§ **JOB 1**:
Answer these questions from the passage on Caribbean culture:
(a) What can Chinese Trinidadians not use?
(b) What does the passage suggest may have forced people to interact more closely?
(c) What has the name "de la Chine" been corrupted to over the years?
§ **JOB 2**:
Retype the portion of the passage on Caribbean culture starting with "Unlike the US" and going on through "blended composite culture.".

§ **TEXT PROVIDED**:
+ + +

I think in the Caribbean the culture is comprised of all the people who live there blended together into one main culture. As a result you will find everyone being culturally quite similar despite race. This produces some interesting results as some aspects of each group's ancestors is lost while some are contributed towards the overall mainstream Caribbean cultures. Chinese Trinidadians for example cannot use chopsticks, non Chinese Jamaicans can cook Chinese food quite well, non Indian Trinidadians can easily tell the difference between a Hindu or Muslim last name, Carnival which stems from European and West African influences is popular with most Caribbean people.

Unlike the US where ,for example, a white person can have a "cultural experience" by going over to let's say a Chinese friend's house ("What am I eating? Taro?? How do you spell that? Is it like a potato? ") the differences are much less strongly defined in the Caribbean. I'm not sure why. I think maybe the small size of the islands forced people to interact more closely and thus form a blended composite culture.

A really good example of all I said above is with the taro. It is extremely common and is cooked in the home by all Caribbean people. It was introduced to the region by Chinese immigrants (brought to replace African slave labour) in the early 1800s and was called by the ruling French at the time "de la Chine" (meaning from China). The name has since been corrupted over the years to dasheen but its popularity remains strong. And nobody thinks of it as Chinese food anymore (or probably even knows its origin), just Caribbean.

+ + +

§ **ITEMS**:
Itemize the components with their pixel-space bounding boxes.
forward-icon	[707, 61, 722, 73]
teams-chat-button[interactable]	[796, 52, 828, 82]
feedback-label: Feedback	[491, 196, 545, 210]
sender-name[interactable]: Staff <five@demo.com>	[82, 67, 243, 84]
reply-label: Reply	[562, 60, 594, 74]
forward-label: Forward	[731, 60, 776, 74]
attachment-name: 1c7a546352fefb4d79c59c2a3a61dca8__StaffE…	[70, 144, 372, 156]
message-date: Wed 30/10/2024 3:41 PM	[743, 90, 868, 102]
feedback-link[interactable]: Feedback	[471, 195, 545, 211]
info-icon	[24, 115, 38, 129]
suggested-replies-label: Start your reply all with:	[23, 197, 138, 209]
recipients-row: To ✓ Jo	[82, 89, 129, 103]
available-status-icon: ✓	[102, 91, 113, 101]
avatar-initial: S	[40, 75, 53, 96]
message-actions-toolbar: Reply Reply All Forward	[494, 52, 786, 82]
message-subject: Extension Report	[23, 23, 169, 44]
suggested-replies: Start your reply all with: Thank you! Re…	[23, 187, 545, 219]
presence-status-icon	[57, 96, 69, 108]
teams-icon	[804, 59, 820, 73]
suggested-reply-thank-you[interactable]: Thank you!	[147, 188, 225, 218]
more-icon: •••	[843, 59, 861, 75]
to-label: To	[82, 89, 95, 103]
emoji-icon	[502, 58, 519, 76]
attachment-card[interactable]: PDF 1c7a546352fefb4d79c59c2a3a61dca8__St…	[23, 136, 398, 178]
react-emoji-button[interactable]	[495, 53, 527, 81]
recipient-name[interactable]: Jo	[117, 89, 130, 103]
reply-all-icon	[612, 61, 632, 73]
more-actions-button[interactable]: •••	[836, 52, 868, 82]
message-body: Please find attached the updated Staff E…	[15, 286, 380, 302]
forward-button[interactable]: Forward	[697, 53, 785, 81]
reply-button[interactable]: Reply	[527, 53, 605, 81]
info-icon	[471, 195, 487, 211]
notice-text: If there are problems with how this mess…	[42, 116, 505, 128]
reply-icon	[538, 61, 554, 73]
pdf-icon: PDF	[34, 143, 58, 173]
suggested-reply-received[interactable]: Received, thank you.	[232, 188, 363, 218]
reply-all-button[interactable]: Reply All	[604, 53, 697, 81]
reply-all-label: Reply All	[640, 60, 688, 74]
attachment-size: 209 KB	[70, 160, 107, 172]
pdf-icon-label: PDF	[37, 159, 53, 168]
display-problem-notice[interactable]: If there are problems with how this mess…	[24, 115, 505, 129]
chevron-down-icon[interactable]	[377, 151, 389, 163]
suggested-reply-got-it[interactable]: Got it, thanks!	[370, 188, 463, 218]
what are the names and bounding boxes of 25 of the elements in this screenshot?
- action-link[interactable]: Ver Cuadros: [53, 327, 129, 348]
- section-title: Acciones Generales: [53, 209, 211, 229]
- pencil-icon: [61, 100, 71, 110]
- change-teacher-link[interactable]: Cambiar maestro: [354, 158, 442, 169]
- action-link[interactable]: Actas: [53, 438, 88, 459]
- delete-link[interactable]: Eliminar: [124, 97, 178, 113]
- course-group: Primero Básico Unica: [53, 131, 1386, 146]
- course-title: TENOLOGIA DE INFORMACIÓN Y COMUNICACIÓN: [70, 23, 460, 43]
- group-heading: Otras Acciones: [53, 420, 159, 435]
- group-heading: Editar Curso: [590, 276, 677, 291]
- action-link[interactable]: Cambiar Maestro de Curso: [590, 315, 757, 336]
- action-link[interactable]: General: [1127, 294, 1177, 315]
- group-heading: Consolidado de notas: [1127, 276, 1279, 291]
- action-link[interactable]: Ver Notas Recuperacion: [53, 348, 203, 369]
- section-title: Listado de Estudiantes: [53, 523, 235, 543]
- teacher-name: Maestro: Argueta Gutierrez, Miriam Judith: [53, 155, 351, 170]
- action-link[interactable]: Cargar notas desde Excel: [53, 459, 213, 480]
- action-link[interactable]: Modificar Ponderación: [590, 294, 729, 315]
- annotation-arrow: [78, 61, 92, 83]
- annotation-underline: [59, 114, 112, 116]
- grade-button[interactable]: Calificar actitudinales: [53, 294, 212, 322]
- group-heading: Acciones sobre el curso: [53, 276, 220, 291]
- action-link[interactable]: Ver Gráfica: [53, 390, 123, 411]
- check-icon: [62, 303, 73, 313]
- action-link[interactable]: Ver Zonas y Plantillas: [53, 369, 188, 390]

+ + +

§ **WRITTEN SOLUTION 1**:
(a) Chopsticks.
(b) The small size of the islands.
(c) Dasheen.

§ **WRITTEN SOLUTION 2**:
Unlike the US where ,for example, a white person can have a "cultural experience" by going over to let's say a Chinese friend's house ("What am I eating? Taro?? How do you spell that? Is it like a potato? ") the differences are much less strongly defined in the Caribbean. I'm not sure why. I think maybe the small size of the islands forced people to interact more closely and thus form a blended composite culture.